-- Text excerpt start --
Metaphilosophy

Metaphilosophy

Metaphilosophy, also called philosophy of philosophy, is the study of the nature, aims, and methods of philosophy. The term is derived from Greek word meta μετά ("after", "beyond", "with") and philosophía φιλοσοφία ("love of wisdom").

The term has gained currency since the mid-twentieth century[1] but currently there is no accepted opinion, nor a notable debate if a 'second order philosophy' is, or could be, something different from 'plain philosophy'. In the analytical tradition it is mostly used to tag commenting and research on previous works[2] as opposed to original contributions towards solving philosophical problems.

Morris Lazerowitz claims to have launched the term around 1940 and apparently has used it in print in 1942.[3] Earlier uses have been found in translations from the French.[4] During the 1960 it became more or less current, being used by Richard Rorty[5] or in the title of Lazerowitz' book of essays.[6] Since 1970 a journal Metaphilosophy is published.[7]

Contents

The rationale for metaphilosophy

Metaphilosophy relies on the idea that it might be productive to distinguish some general pronouncements about philosophy from philosophy itself. Contrasting with many other cultural practices, for philosophy the distinction is rather questionable, but a similar case is presented by language: when speaking in English about the English language one might assume a split between English-as-object and English-as-metalanguage. Philosophers using the term metaphilosophy being still a minority, it might be surmised that the majority does not consider the idea worth exploring. As far as it is a reflexive practice philosophy always already incorporates its own considering e.g. by appealing to its own tradition, to its opponents or to its history; thus historicist philosophies, such as Hegel's, are metaphilosophies without mention of the term. A synchronic or systemic approach is a more obviously 'metaphilosophical' than a historic or a diachronic one.

Wittgenstein famously rejected the analogy between metalanguage and a metaphilosophy:

"One might think: if philosophy speaks of the use of the word "philosophy" there must be a second-order philosophy. But it is not so: it is, rather, like the case of orthography, which deals with the word "orthography"among others without then being second-order.[8]

Recently Timothy Williamson has refrained from using the word and expressed concern that it might be misleading:

"I also rejected the word “metaphilosophy.” The philosophy of philosophy is automatically part of philosophy, just as the philosophy of anything else is, whereas metaphilosophy sounds as though it might try to look down on philosophy from above, or beyond."[9]

Other philosophers such as Nicholas Rescher or Richard Double[10] have adopted the term, putting it to good use. Presenting research on general philosophical principles Rescher's book begins with his view on metaphilosophy:

"Metaphilosophy is the philosophical examination of the practice of philosophizing itself. Its definitive aim is to study the methods of the field in an endeavor to illuminate its promise and prospects."[11]

The nature of philosophy

Definition

The word philosophy is of Ancient Greek origin: φιλοσοφία (philosophía), meaning "love of wisdom."[12][13][14] However, few sources[15] give "love of wisdom" as a possible meaning of the term, and others[16] say the etymology is "not much help". The use and meaning of the word "philosophy" has changed throughout history: in Antiquity it encompassed almost any inquiry; for Descartes it was supposed to be the Queen of the Sciences, a sort of ultimate justification; in the time of David Hume "metaphysics" and "morals" could be roughly translated as the human sciences; and contemporary analytic philosophy likes to define itself roughly as inquiry into concepts.
-- Text excerpt end --
-- Material start --
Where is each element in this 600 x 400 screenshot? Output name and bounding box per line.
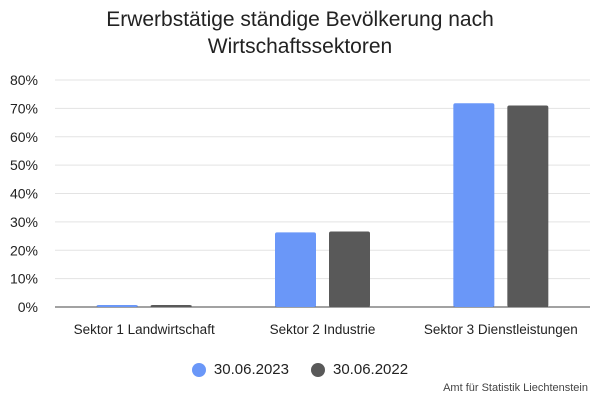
-- Material end --
What the exercise asks: Per the metaphilosophy text, who claims to have introduced the term around 1940?

The completed task: Morris Lazerowitz